[begin MATERIAL PROVIDED]
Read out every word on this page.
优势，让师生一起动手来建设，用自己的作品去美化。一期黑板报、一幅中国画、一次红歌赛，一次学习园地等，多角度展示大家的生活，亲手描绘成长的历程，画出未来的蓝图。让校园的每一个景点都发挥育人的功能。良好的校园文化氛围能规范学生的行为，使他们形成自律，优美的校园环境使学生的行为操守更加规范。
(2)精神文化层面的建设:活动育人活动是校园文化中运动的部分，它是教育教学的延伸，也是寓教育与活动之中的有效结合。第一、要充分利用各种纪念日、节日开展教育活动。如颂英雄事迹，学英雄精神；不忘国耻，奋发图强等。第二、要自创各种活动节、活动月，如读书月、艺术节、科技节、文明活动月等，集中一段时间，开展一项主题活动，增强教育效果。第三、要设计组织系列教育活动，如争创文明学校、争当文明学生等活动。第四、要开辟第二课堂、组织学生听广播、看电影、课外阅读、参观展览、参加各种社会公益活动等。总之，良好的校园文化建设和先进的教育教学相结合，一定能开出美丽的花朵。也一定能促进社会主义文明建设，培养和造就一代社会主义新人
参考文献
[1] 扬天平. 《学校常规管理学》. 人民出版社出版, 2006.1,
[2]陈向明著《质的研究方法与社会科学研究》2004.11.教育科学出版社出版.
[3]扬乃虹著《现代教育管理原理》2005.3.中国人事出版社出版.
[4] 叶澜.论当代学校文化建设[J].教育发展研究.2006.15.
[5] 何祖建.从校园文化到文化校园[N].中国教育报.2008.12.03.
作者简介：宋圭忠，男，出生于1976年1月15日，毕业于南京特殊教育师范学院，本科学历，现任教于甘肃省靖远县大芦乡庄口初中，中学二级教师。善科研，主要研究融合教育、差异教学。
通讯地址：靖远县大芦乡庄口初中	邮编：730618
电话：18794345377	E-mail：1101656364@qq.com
[end MATERIAL PROVIDED]
AIM - Transcribe every entry word for word.

SOLUTION TO THIS PROBLEM -
Read out every word on this page.
优势，让师生一起动手来建设，用自己的作品去美化。一期黑板报、一幅中国画、一次红歌赛，一次学习园地等，多角度展示大家的生活，亲手描绘成长的历程，画出未来的蓝图。让校园的每一个景点都发挥育人的功能。良好的校园文化氛围能规范学生的行为，使他们形成自律，优美的校园环境使学生的行为操守更加规范。
(2)精神文化层面的建设:活动育人活动是校园文化中运动的部分，它是教育教学的延伸，也是寓教育与活动之中的有效结合。第一、要充分利用各种纪念日、节日开展教育活动。如颂英雄事迹，学英雄精神；不忘国耻，奋发图强等。第二、要自创各种活动节、活动月，如读书月、艺术节、科技节、文明活动月等，集中一段时间，开展一项主题活动，增强教育效果。第三、要设计组织系列教育活动，如争创文明学校、争当文明学生等活动。第四、要开辟第二课堂、组织学生听广播、看电影、课外阅读、参观展览、参加各种社会公益活动等。总之，良好的校园文化建设和先进的教育教学相结合，一定能开出美丽的花朵。也一定能促进社会主义文明建设，培养和造就一代社会主义新人
参考文献
[1] 扬天平. 《学校常规管理学》. 人民出版社出版, 2006.1,
[2]陈向明著《质的研究方法与社会科学研究》2004.11.教育科学出版社出版.
[3]扬乃虹著《现代教育管理原理》2005.3.中国人事出版社出版.
[4] 叶澜.论当代学校文化建设[J].教育发展研究.2006.15.
[5] 何祖建.从校园文化到文化校园[N].中国教育报.2008.12.03.
作者简介：宋圭忠，男，出生于1976年1月15日，毕业于南京特殊教育师范学院，本科学历，现任教于甘肃省靖远县大芦乡庄口初中，中学二级教师。善科研，主要研究融合教育、差异教学。
通讯地址：靖远县大芦乡庄口初中	邮编：730618
电话：18794345377	E-mail：1101656364@qq.com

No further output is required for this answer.